◆ YOUR TASK ◆
Select every line holding the word "true" and copy it.

— start of INFORMATION GIVEN —

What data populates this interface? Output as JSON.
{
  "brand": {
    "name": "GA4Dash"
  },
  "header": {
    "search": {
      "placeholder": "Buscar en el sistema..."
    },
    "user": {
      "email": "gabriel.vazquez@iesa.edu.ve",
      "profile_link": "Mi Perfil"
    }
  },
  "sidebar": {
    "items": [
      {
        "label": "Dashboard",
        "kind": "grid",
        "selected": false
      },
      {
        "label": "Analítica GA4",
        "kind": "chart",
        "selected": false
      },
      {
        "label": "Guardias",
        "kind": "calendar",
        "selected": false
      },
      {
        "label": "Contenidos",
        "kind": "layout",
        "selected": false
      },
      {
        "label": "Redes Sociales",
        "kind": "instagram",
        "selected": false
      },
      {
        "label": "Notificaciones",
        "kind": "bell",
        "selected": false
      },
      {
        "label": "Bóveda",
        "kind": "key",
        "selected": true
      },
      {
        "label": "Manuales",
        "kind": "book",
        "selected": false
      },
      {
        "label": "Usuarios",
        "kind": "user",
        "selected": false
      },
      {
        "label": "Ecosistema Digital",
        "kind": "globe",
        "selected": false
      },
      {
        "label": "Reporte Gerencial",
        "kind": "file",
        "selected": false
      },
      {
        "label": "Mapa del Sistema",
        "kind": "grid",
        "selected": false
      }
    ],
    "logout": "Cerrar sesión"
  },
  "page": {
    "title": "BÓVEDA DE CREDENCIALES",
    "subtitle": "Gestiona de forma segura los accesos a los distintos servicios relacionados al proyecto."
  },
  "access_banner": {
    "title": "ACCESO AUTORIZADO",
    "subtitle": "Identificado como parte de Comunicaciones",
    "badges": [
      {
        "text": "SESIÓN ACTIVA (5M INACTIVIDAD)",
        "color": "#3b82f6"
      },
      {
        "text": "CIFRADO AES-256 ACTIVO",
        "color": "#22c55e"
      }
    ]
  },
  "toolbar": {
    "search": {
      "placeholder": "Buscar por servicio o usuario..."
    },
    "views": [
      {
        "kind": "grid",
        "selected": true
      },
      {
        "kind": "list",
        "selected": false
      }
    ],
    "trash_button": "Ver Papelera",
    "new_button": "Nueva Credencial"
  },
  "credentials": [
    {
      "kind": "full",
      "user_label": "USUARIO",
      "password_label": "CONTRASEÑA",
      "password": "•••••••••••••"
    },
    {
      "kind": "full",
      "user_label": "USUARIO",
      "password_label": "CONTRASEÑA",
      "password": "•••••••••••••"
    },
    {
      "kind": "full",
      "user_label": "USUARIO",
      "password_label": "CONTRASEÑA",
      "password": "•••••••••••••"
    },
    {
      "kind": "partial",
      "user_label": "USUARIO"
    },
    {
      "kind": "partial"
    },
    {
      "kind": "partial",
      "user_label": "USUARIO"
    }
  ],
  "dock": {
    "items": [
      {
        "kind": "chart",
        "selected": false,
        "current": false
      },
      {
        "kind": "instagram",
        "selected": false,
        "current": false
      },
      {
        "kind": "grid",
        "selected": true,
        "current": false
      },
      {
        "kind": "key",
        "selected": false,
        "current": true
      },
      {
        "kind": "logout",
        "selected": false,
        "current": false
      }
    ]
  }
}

— end of INFORMATION GIVEN —

◆ TASK RESPONSE ◆
        "selected": true
        "selected": true
        "selected": true,
        "current": true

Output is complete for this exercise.